Extract all of the entries and give them again, word for word.

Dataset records
______________________________

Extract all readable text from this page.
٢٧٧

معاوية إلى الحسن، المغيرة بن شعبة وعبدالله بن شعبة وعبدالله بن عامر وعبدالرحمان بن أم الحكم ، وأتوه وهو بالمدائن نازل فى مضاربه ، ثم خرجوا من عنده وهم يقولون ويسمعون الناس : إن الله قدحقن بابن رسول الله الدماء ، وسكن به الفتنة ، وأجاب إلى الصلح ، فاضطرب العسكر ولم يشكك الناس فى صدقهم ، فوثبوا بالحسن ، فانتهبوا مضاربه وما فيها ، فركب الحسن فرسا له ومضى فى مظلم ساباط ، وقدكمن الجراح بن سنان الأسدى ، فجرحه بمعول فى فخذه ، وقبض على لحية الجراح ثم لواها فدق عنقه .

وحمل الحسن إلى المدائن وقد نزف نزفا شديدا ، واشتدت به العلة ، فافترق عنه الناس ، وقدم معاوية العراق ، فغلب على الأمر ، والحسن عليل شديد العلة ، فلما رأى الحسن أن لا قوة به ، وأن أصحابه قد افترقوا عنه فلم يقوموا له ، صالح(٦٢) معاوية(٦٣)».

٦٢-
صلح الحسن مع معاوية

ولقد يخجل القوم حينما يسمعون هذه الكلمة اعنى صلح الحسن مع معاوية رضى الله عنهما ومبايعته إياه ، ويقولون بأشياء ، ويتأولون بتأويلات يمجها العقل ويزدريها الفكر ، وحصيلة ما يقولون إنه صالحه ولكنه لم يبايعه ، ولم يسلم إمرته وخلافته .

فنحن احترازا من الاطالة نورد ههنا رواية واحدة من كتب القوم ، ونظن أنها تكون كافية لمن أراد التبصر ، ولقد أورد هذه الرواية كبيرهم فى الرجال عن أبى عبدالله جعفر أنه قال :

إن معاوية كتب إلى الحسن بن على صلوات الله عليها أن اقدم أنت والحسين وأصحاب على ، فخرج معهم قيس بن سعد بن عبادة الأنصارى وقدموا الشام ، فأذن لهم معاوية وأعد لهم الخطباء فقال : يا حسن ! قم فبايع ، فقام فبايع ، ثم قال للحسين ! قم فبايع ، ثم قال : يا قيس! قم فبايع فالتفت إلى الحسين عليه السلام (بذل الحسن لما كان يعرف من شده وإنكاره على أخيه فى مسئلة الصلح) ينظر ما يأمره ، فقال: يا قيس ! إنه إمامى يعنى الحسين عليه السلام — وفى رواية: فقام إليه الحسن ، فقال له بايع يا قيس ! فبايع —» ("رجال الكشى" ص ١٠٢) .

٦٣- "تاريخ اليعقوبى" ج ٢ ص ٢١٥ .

______________________________

Response below:
Extract all readable text from this page.
٢٧٧

معاوية إلى الحسن، المغيرة بن شعبة وعبدالله بن شعبة وعبدالله بن عامر وعبدالرحمان بن أم الحكم ، وأتوه وهو بالمدائن نازل فى مضاربه ، ثم خرجوا من عنده وهم يقولون ويسمعون الناس : إن الله قدحقن بابن رسول الله الدماء ، وسكن به الفتنة ، وأجاب إلى الصلح ، فاضطرب العسكر ولم يشكك الناس فى صدقهم ، فوثبوا بالحسن ، فانتهبوا مضاربه وما فيها ، فركب الحسن فرسا له ومضى فى مظلم ساباط ، وقدكمن الجراح بن سنان الأسدى ، فجرحه بمعول فى فخذه ، وقبض على لحية الجراح ثم لواها فدق عنقه .

وحمل الحسن إلى المدائن وقد نزف نزفا شديدا ، واشتدت به العلة ، فافترق عنه الناس ، وقدم معاوية العراق ، فغلب على الأمر ، والحسن عليل شديد العلة ، فلما رأى الحسن أن لا قوة به ، وأن أصحابه قد افترقوا عنه فلم يقوموا له ، صالح(٦٢) معاوية(٦٣)».

٦٢-
صلح الحسن مع معاوية

ولقد يخجل القوم حينما يسمعون هذه الكلمة اعنى صلح الحسن مع معاوية رضى الله عنهما ومبايعته إياه ، ويقولون بأشياء ، ويتأولون بتأويلات يمجها العقل ويزدريها الفكر ، وحصيلة ما يقولون إنه صالحه ولكنه لم يبايعه ، ولم يسلم إمرته وخلافته .

فنحن احترازا من الاطالة نورد ههنا رواية واحدة من كتب القوم ، ونظن أنها تكون كافية لمن أراد التبصر ، ولقد أورد هذه الرواية كبيرهم فى الرجال عن أبى عبدالله جعفر أنه قال :

إن معاوية كتب إلى الحسن بن على صلوات الله عليها أن اقدم أنت والحسين وأصحاب على ، فخرج معهم قيس بن سعد بن عبادة الأنصارى وقدموا الشام ، فأذن لهم معاوية وأعد لهم الخطباء فقال : يا حسن ! قم فبايع ، فقام فبايع ، ثم قال للحسين ! قم فبايع ، ثم قال : يا قيس! قم فبايع فالتفت إلى الحسين عليه السلام (بذل الحسن لما كان يعرف من شده وإنكاره على أخيه فى مسئلة الصلح) ينظر ما يأمره ، فقال: يا قيس ! إنه إمامى يعنى الحسين عليه السلام — وفى رواية: فقام إليه الحسن ، فقال له بايع يا قيس ! فبايع —» ("رجال الكشى" ص ١٠٢) .

٦٣- "تاريخ اليعقوبى" ج ٢ ص ٢١٥ .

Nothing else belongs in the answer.